What you should do:
Output the data below in full, character for character.

Records from a data source:
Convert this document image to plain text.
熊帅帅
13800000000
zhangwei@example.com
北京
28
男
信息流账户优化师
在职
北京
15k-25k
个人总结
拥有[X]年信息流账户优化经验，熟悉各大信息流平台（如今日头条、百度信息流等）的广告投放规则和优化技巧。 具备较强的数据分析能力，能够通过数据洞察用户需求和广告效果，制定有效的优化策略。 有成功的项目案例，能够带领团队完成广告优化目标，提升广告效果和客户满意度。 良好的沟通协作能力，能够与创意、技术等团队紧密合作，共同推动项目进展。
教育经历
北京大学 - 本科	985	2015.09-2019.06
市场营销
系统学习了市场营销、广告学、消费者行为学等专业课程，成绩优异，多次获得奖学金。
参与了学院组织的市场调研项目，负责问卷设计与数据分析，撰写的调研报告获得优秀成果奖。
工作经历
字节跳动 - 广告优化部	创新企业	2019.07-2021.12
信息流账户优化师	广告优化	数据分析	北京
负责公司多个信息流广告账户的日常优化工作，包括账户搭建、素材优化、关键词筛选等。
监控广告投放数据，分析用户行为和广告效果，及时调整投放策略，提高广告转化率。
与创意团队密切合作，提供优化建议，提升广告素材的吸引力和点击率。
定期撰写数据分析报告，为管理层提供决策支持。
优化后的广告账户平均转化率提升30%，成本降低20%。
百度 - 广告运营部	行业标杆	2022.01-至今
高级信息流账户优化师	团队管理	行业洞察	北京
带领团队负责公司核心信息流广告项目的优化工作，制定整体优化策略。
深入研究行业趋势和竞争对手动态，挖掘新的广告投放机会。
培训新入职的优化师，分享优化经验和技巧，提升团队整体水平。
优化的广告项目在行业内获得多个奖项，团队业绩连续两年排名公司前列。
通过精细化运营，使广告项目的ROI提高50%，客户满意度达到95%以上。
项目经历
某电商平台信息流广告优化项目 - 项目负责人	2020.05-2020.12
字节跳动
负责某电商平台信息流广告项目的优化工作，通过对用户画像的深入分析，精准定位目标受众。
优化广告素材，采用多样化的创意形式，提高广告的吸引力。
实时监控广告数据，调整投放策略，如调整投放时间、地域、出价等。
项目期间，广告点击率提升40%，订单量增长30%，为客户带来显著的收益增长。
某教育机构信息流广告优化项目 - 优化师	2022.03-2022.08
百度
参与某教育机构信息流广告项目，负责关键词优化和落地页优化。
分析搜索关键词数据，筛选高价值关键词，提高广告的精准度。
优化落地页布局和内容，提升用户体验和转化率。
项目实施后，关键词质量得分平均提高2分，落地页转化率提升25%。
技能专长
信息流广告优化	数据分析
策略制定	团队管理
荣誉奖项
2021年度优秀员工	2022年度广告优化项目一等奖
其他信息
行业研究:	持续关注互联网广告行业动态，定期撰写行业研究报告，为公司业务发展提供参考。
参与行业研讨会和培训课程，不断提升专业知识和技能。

The output:
Convert this document image to plain text.
熊帅帅
13800000000
zhangwei@example.com
北京
28
男
信息流账户优化师
在职
北京
15k-25k
个人总结
拥有[X]年信息流账户优化经验，熟悉各大信息流平台（如今日头条、百度信息流等）的广告投放规则和优化技巧。 具备较强的数据分析能力，能够通过数据洞察用户需求和广告效果，制定有效的优化策略。 有成功的项目案例，能够带领团队完成广告优化目标，提升广告效果和客户满意度。 良好的沟通协作能力，能够与创意、技术等团队紧密合作，共同推动项目进展。
教育经历
北京大学 - 本科	985	2015.09-2019.06
市场营销
系统学习了市场营销、广告学、消费者行为学等专业课程，成绩优异，多次获得奖学金。
参与了学院组织的市场调研项目，负责问卷设计与数据分析，撰写的调研报告获得优秀成果奖。
工作经历
字节跳动 - 广告优化部	创新企业	2019.07-2021.12
信息流账户优化师	广告优化	数据分析	北京
负责公司多个信息流广告账户的日常优化工作，包括账户搭建、素材优化、关键词筛选等。
监控广告投放数据，分析用户行为和广告效果，及时调整投放策略，提高广告转化率。
与创意团队密切合作，提供优化建议，提升广告素材的吸引力和点击率。
定期撰写数据分析报告，为管理层提供决策支持。
优化后的广告账户平均转化率提升30%，成本降低20%。
百度 - 广告运营部	行业标杆	2022.01-至今
高级信息流账户优化师	团队管理	行业洞察	北京
带领团队负责公司核心信息流广告项目的优化工作，制定整体优化策略。
深入研究行业趋势和竞争对手动态，挖掘新的广告投放机会。
培训新入职的优化师，分享优化经验和技巧，提升团队整体水平。
优化的广告项目在行业内获得多个奖项，团队业绩连续两年排名公司前列。
通过精细化运营，使广告项目的ROI提高50%，客户满意度达到95%以上。
项目经历
某电商平台信息流广告优化项目 - 项目负责人	2020.05-2020.12
字节跳动
负责某电商平台信息流广告项目的优化工作，通过对用户画像的深入分析，精准定位目标受众。
优化广告素材，采用多样化的创意形式，提高广告的吸引力。
实时监控广告数据，调整投放策略，如调整投放时间、地域、出价等。
项目期间，广告点击率提升40%，订单量增长30%，为客户带来显著的收益增长。
某教育机构信息流广告优化项目 - 优化师	2022.03-2022.08
百度
参与某教育机构信息流广告项目，负责关键词优化和落地页优化。
分析搜索关键词数据，筛选高价值关键词，提高广告的精准度。
优化落地页布局和内容，提升用户体验和转化率。
项目实施后，关键词质量得分平均提高2分，落地页转化率提升25%。
技能专长
信息流广告优化	数据分析
策略制定	团队管理
荣誉奖项
2021年度优秀员工	2022年度广告优化项目一等奖
其他信息
行业研究:	持续关注互联网广告行业动态，定期撰写行业研究报告，为公司业务发展提供参考。
参与行业研讨会和培训课程，不断提升专业知识和技能。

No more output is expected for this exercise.